### THE EXERCISE
Below are some records. Pull every line that contains the word "સમયમ".

### Collected data entries
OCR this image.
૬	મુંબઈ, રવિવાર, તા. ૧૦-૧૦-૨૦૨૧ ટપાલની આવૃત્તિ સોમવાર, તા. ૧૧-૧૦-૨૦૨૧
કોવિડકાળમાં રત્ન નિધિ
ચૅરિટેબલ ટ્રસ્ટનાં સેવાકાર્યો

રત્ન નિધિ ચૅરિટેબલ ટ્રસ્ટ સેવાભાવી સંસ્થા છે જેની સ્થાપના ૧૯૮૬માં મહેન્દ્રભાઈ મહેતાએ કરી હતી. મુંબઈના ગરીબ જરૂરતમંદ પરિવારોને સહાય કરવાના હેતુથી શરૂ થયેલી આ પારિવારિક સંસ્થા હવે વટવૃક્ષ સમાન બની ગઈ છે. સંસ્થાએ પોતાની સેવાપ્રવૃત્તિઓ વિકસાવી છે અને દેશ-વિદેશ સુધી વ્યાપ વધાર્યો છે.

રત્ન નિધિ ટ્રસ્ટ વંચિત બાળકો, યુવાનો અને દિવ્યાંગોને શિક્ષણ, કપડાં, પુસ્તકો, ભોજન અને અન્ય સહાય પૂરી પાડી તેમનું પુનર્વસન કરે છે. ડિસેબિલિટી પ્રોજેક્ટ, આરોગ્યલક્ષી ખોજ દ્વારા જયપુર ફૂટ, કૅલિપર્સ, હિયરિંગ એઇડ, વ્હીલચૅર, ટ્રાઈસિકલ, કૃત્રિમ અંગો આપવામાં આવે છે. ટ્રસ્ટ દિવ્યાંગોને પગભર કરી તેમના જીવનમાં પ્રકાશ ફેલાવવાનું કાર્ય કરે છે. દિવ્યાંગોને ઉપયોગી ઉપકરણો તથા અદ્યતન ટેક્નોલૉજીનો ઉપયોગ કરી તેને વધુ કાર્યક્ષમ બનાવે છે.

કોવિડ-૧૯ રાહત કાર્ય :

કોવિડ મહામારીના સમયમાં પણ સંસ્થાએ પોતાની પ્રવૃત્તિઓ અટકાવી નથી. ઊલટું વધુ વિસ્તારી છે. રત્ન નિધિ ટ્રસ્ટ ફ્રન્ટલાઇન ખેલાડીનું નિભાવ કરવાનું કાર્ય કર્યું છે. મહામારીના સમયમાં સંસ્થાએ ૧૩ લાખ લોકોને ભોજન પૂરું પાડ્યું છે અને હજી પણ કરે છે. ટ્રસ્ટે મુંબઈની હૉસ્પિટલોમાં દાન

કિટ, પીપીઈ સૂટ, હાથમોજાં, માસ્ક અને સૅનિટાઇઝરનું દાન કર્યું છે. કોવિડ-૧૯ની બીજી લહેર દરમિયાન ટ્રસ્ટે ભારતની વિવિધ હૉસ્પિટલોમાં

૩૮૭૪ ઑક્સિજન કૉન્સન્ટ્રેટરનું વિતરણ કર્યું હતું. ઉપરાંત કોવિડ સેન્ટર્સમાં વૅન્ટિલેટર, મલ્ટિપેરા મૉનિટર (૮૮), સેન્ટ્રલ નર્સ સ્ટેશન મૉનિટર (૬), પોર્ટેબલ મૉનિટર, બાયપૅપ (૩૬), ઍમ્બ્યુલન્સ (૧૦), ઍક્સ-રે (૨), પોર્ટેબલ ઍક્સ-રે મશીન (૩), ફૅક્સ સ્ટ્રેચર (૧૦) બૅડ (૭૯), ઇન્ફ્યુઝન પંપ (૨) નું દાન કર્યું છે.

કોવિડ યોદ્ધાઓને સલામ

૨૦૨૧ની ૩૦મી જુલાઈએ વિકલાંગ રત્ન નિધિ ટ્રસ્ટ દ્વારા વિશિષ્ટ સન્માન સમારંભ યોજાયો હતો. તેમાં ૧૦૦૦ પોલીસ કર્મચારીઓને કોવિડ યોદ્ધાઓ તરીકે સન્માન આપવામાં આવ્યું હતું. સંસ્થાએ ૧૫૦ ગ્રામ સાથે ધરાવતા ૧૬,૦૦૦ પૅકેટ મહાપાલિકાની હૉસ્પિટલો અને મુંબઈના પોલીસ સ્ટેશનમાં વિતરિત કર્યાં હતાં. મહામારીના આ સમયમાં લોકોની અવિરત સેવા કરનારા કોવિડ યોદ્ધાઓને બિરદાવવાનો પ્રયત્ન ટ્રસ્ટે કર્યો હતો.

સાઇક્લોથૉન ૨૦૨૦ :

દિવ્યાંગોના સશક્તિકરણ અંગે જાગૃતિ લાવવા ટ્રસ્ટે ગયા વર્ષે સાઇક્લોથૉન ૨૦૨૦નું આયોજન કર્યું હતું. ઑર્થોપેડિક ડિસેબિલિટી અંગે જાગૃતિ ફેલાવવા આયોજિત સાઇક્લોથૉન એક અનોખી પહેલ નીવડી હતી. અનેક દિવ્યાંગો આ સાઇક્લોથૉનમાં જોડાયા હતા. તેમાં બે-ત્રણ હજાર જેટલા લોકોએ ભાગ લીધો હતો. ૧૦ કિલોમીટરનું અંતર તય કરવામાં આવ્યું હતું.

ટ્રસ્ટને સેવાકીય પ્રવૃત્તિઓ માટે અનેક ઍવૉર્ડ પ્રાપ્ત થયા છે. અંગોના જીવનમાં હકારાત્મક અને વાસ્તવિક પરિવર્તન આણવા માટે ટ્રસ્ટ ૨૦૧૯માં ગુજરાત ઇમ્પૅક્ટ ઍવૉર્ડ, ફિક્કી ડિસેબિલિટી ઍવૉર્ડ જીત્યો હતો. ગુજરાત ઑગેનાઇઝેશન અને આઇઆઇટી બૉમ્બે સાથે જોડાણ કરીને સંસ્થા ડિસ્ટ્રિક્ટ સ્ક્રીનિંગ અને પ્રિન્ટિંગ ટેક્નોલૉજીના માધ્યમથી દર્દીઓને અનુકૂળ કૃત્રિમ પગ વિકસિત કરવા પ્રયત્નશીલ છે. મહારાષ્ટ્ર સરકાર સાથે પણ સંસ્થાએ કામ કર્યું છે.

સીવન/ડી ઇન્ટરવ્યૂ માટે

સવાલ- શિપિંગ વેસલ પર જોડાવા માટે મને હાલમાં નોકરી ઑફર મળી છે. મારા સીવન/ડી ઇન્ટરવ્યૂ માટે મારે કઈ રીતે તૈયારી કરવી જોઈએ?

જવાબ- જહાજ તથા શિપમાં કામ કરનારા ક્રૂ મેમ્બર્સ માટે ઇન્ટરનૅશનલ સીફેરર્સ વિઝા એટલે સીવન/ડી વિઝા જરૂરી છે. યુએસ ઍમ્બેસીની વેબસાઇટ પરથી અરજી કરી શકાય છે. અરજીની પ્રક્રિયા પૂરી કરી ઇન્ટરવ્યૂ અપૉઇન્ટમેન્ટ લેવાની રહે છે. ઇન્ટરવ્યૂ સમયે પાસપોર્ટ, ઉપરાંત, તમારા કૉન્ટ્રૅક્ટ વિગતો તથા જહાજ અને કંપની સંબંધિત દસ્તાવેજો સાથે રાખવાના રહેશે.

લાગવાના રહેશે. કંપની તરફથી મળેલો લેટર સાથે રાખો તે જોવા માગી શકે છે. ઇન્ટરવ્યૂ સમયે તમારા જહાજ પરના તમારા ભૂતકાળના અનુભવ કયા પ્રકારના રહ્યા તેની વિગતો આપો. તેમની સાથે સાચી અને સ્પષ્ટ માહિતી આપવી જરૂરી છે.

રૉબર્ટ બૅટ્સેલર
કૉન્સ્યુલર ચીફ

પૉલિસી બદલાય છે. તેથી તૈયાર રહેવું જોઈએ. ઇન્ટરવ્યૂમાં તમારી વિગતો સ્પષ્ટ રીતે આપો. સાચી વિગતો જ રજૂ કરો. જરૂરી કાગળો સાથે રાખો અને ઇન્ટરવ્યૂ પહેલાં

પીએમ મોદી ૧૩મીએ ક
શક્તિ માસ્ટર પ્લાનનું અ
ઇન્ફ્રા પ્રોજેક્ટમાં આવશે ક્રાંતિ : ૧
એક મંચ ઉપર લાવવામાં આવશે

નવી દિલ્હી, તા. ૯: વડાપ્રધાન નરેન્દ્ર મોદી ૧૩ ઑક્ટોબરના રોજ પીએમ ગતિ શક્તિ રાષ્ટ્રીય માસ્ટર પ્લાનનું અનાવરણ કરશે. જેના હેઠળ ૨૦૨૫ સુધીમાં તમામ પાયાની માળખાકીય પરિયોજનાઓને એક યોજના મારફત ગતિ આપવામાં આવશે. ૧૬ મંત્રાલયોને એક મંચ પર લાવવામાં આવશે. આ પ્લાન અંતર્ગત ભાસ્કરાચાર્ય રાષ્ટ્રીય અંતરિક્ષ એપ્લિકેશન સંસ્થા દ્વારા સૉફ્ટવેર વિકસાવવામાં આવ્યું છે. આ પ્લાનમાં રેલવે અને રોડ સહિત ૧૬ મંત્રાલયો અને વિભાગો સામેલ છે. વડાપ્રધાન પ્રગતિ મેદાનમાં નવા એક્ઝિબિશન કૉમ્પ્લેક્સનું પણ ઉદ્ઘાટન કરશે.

### RESPONSE TO THE TASK
કોવિડ મહામારીના સમયમાં પણ સંસ્થાએ પોતાની પ્રવૃત્તિઓ અટકાવી નથી. ઊલટું વધુ વિસ્તારી છે. રત્ન નિધિ ટ્રસ્ટ ફ્રન્ટલાઇન ખેલાડીનું નિભાવ કરવાનું કાર્ય કર્યું છે. મહામારીના સમયમાં સંસ્થાએ ૧૩ લાખ લોકોને ભોજન પૂરું પાડ્યું છે અને હજી પણ કરે છે. ટ્રસ્ટે મુંબઈની હૉસ્પિટલોમાં દાન
૨૦૨૧ની ૩૦મી જુલાઈએ વિકલાંગ રત્ન નિધિ ટ્રસ્ટ દ્વારા વિશિષ્ટ સન્માન સમારંભ યોજાયો હતો. તેમાં ૧૦૦૦ પોલીસ કર્મચારીઓને કોવિડ યોદ્ધાઓ તરીકે સન્માન આપવામાં આવ્યું હતું. સંસ્થાએ ૧૫૦ ગ્રામ સાથે ધરાવતા ૧૬,૦૦૦ પૅકેટ મહાપાલિકાની હૉસ્પિટલો અને મુંબઈના પોલીસ સ્ટેશનમાં વિતરિત કર્યાં હતાં. મહામારીના આ સમયમાં લોકોની અવિરત સેવા કરનારા કોવિડ યોદ્ધાઓને બિરદાવવાનો પ્રયત્ન ટ્રસ્ટે કર્યો હતો.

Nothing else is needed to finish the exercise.